● **EXERCISE REQUIREMENTS**:
In your copy, reproduce the entries exactly as they are, minus the images.

[Records from a dataset]
######
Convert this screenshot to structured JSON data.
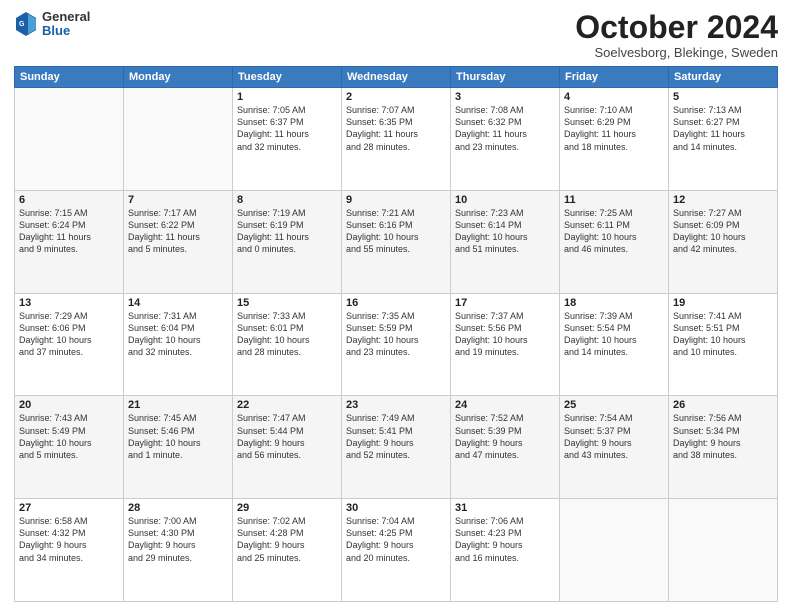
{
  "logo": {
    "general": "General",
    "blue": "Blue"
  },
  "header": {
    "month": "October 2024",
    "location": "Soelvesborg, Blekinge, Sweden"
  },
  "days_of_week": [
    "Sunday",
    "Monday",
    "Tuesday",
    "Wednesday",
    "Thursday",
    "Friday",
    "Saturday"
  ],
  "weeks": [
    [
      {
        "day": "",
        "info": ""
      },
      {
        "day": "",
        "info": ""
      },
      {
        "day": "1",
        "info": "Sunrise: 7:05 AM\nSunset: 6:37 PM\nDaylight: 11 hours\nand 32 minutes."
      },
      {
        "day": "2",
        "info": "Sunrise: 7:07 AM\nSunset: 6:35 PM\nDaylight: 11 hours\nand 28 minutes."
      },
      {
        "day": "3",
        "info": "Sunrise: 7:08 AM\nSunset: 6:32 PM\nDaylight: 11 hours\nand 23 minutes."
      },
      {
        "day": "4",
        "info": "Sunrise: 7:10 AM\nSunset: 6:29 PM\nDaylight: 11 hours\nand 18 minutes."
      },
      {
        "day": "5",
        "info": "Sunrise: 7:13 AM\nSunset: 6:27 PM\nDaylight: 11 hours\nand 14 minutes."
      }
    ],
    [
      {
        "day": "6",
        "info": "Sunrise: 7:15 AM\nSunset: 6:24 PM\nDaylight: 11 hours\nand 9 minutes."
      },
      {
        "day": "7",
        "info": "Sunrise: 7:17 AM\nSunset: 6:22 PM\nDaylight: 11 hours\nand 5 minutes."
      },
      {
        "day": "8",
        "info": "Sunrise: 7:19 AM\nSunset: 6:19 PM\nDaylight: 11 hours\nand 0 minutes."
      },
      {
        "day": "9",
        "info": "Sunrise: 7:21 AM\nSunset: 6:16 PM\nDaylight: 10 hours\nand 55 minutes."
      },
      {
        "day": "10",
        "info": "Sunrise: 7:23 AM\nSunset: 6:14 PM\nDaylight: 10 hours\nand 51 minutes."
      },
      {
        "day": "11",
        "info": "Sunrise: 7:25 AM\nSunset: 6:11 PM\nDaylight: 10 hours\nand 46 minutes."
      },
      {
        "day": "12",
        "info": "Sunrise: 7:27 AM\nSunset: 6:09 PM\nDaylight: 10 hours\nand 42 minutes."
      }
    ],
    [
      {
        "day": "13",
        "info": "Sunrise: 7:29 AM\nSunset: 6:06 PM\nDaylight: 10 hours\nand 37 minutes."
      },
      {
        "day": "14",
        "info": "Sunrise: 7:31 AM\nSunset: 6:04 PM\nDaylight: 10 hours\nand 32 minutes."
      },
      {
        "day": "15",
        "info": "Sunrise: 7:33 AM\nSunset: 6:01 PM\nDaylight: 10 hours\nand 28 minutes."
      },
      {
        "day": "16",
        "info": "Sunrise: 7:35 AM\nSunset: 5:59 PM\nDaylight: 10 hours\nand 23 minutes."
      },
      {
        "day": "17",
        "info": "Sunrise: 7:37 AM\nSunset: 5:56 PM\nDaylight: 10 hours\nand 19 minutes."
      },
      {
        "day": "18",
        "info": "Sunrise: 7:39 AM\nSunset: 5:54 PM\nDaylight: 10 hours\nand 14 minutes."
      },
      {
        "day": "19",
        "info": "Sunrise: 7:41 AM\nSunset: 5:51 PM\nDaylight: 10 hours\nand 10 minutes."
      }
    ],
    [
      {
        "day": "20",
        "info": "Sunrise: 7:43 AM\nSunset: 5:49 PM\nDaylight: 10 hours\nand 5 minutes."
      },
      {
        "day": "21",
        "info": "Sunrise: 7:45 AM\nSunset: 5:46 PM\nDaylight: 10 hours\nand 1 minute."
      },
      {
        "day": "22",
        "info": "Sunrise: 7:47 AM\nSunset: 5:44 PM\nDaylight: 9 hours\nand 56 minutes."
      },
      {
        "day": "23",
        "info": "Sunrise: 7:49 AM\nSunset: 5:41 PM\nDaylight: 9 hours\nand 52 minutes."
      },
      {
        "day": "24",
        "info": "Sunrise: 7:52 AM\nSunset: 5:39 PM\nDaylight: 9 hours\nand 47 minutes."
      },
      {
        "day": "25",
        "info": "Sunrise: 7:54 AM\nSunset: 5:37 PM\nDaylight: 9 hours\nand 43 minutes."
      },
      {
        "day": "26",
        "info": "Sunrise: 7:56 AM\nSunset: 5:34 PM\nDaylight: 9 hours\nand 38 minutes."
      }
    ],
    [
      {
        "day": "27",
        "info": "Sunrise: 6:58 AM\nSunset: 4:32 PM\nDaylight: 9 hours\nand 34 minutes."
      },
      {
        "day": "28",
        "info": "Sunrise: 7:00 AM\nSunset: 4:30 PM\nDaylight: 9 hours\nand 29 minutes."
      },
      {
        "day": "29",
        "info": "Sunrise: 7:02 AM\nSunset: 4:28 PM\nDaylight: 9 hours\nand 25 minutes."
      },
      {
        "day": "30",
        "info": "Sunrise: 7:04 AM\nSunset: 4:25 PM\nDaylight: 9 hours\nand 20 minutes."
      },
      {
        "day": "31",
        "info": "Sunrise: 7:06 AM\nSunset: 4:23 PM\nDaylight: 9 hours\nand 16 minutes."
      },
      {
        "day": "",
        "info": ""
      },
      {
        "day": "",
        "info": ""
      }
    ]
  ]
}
######
● **SOLUTION TO THIS PROBLEM**:
Convert this screenshot to structured JSON data.
{
  "logo": {
    "general": "General",
    "blue": "Blue"
  },
  "header": {
    "month": "October 2024",
    "location": "Soelvesborg, Blekinge, Sweden"
  },
  "days_of_week": [
    "Sunday",
    "Monday",
    "Tuesday",
    "Wednesday",
    "Thursday",
    "Friday",
    "Saturday"
  ],
  "weeks": [
    [
      {
        "day": "",
        "info": ""
      },
      {
        "day": "",
        "info": ""
      },
      {
        "day": "1",
        "info": "Sunrise: 7:05 AM\nSunset: 6:37 PM\nDaylight: 11 hours\nand 32 minutes."
      },
      {
        "day": "2",
        "info": "Sunrise: 7:07 AM\nSunset: 6:35 PM\nDaylight: 11 hours\nand 28 minutes."
      },
      {
        "day": "3",
        "info": "Sunrise: 7:08 AM\nSunset: 6:32 PM\nDaylight: 11 hours\nand 23 minutes."
      },
      {
        "day": "4",
        "info": "Sunrise: 7:10 AM\nSunset: 6:29 PM\nDaylight: 11 hours\nand 18 minutes."
      },
      {
        "day": "5",
        "info": "Sunrise: 7:13 AM\nSunset: 6:27 PM\nDaylight: 11 hours\nand 14 minutes."
      }
    ],
    [
      {
        "day": "6",
        "info": "Sunrise: 7:15 AM\nSunset: 6:24 PM\nDaylight: 11 hours\nand 9 minutes."
      },
      {
        "day": "7",
        "info": "Sunrise: 7:17 AM\nSunset: 6:22 PM\nDaylight: 11 hours\nand 5 minutes."
      },
      {
        "day": "8",
        "info": "Sunrise: 7:19 AM\nSunset: 6:19 PM\nDaylight: 11 hours\nand 0 minutes."
      },
      {
        "day": "9",
        "info": "Sunrise: 7:21 AM\nSunset: 6:16 PM\nDaylight: 10 hours\nand 55 minutes."
      },
      {
        "day": "10",
        "info": "Sunrise: 7:23 AM\nSunset: 6:14 PM\nDaylight: 10 hours\nand 51 minutes."
      },
      {
        "day": "11",
        "info": "Sunrise: 7:25 AM\nSunset: 6:11 PM\nDaylight: 10 hours\nand 46 minutes."
      },
      {
        "day": "12",
        "info": "Sunrise: 7:27 AM\nSunset: 6:09 PM\nDaylight: 10 hours\nand 42 minutes."
      }
    ],
    [
      {
        "day": "13",
        "info": "Sunrise: 7:29 AM\nSunset: 6:06 PM\nDaylight: 10 hours\nand 37 minutes."
      },
      {
        "day": "14",
        "info": "Sunrise: 7:31 AM\nSunset: 6:04 PM\nDaylight: 10 hours\nand 32 minutes."
      },
      {
        "day": "15",
        "info": "Sunrise: 7:33 AM\nSunset: 6:01 PM\nDaylight: 10 hours\nand 28 minutes."
      },
      {
        "day": "16",
        "info": "Sunrise: 7:35 AM\nSunset: 5:59 PM\nDaylight: 10 hours\nand 23 minutes."
      },
      {
        "day": "17",
        "info": "Sunrise: 7:37 AM\nSunset: 5:56 PM\nDaylight: 10 hours\nand 19 minutes."
      },
      {
        "day": "18",
        "info": "Sunrise: 7:39 AM\nSunset: 5:54 PM\nDaylight: 10 hours\nand 14 minutes."
      },
      {
        "day": "19",
        "info": "Sunrise: 7:41 AM\nSunset: 5:51 PM\nDaylight: 10 hours\nand 10 minutes."
      }
    ],
    [
      {
        "day": "20",
        "info": "Sunrise: 7:43 AM\nSunset: 5:49 PM\nDaylight: 10 hours\nand 5 minutes."
      },
      {
        "day": "21",
        "info": "Sunrise: 7:45 AM\nSunset: 5:46 PM\nDaylight: 10 hours\nand 1 minute."
      },
      {
        "day": "22",
        "info": "Sunrise: 7:47 AM\nSunset: 5:44 PM\nDaylight: 9 hours\nand 56 minutes."
      },
      {
        "day": "23",
        "info": "Sunrise: 7:49 AM\nSunset: 5:41 PM\nDaylight: 9 hours\nand 52 minutes."
      },
      {
        "day": "24",
        "info": "Sunrise: 7:52 AM\nSunset: 5:39 PM\nDaylight: 9 hours\nand 47 minutes."
      },
      {
        "day": "25",
        "info": "Sunrise: 7:54 AM\nSunset: 5:37 PM\nDaylight: 9 hours\nand 43 minutes."
      },
      {
        "day": "26",
        "info": "Sunrise: 7:56 AM\nSunset: 5:34 PM\nDaylight: 9 hours\nand 38 minutes."
      }
    ],
    [
      {
        "day": "27",
        "info": "Sunrise: 6:58 AM\nSunset: 4:32 PM\nDaylight: 9 hours\nand 34 minutes."
      },
      {
        "day": "28",
        "info": "Sunrise: 7:00 AM\nSunset: 4:30 PM\nDaylight: 9 hours\nand 29 minutes."
      },
      {
        "day": "29",
        "info": "Sunrise: 7:02 AM\nSunset: 4:28 PM\nDaylight: 9 hours\nand 25 minutes."
      },
      {
        "day": "30",
        "info": "Sunrise: 7:04 AM\nSunset: 4:25 PM\nDaylight: 9 hours\nand 20 minutes."
      },
      {
        "day": "31",
        "info": "Sunrise: 7:06 AM\nSunset: 4:23 PM\nDaylight: 9 hours\nand 16 minutes."
      },
      {
        "day": "",
        "info": ""
      },
      {
        "day": "",
        "info": ""
      }
    ]
  ]
}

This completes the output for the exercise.